** START DATASET RECORDS **

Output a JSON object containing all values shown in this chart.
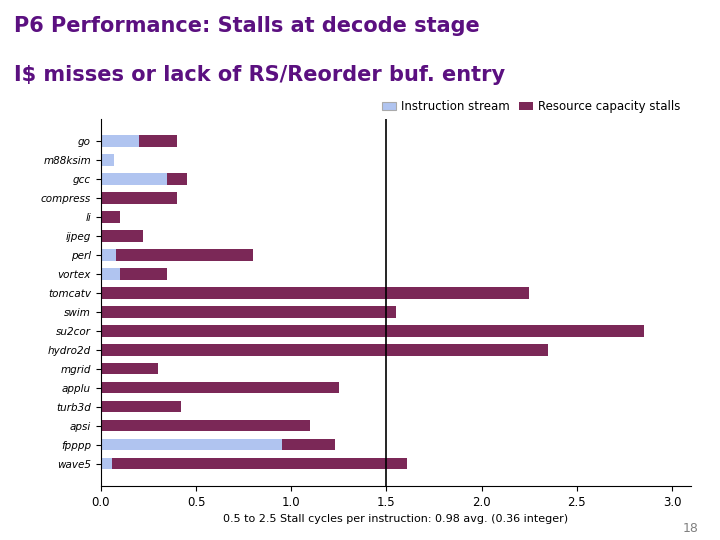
{
  "title_line1": "P6 Performance: Stalls at decode stage",
  "title_line2": "I$ misses or lack of RS/Reorder buf. entry",
  "categories": [
    "go",
    "m88ksim",
    "gcc",
    "compress",
    "li",
    "ijpeg",
    "perl",
    "vortex",
    "tomcatv",
    "swim",
    "su2cor",
    "hydro2d",
    "mgrid",
    "applu",
    "turb3d",
    "apsi",
    "fpppp",
    "wave5"
  ],
  "instruction_stream": [
    0.2,
    0.07,
    0.35,
    0.0,
    0.0,
    0.0,
    0.08,
    0.1,
    0.0,
    0.0,
    0.0,
    0.0,
    0.0,
    0.0,
    0.0,
    0.0,
    0.95,
    0.06
  ],
  "resource_capacity": [
    0.2,
    0.0,
    0.1,
    0.4,
    0.1,
    0.22,
    0.72,
    0.25,
    2.25,
    1.55,
    2.85,
    2.35,
    0.3,
    1.25,
    0.42,
    1.1,
    0.28,
    1.55
  ],
  "color_instruction": "#b0c4f0",
  "color_resource": "#7b2857",
  "xlabel": "0.5 to 2.5 Stall cycles per instruction: 0.98 avg. (0.36 integer)",
  "xlim": [
    0,
    3.1
  ],
  "vline_x": 1.5,
  "legend_labels": [
    "Instruction stream",
    "Resource capacity stalls"
  ],
  "page_num": "18",
  "title_color": "#5b1080",
  "title_fontsize": 15,
  "bar_height": 0.6
}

** END DATASET RECORDS **

Pictures are to be left out; all else in the entries above is to be quoted exactly.

RESPONSE FOR THIS EXERCISE:
Output a JSON object containing all values shown in this chart.
{
  "title_line1": "P6 Performance: Stalls at decode stage",
  "title_line2": "I$ misses or lack of RS/Reorder buf. entry",
  "categories": [
    "go",
    "m88ksim",
    "gcc",
    "compress",
    "li",
    "ijpeg",
    "perl",
    "vortex",
    "tomcatv",
    "swim",
    "su2cor",
    "hydro2d",
    "mgrid",
    "applu",
    "turb3d",
    "apsi",
    "fpppp",
    "wave5"
  ],
  "instruction_stream": [
    0.2,
    0.07,
    0.35,
    0.0,
    0.0,
    0.0,
    0.08,
    0.1,
    0.0,
    0.0,
    0.0,
    0.0,
    0.0,
    0.0,
    0.0,
    0.0,
    0.95,
    0.06
  ],
  "resource_capacity": [
    0.2,
    0.0,
    0.1,
    0.4,
    0.1,
    0.22,
    0.72,
    0.25,
    2.25,
    1.55,
    2.85,
    2.35,
    0.3,
    1.25,
    0.42,
    1.1,
    0.28,
    1.55
  ],
  "color_instruction": "#b0c4f0",
  "color_resource": "#7b2857",
  "xlabel": "0.5 to 2.5 Stall cycles per instruction: 0.98 avg. (0.36 integer)",
  "xlim": [
    0,
    3.1
  ],
  "vline_x": 1.5,
  "legend_labels": [
    "Instruction stream",
    "Resource capacity stalls"
  ],
  "page_num": "18",
  "title_color": "#5b1080",
  "title_fontsize": 15,
  "bar_height": 0.6
}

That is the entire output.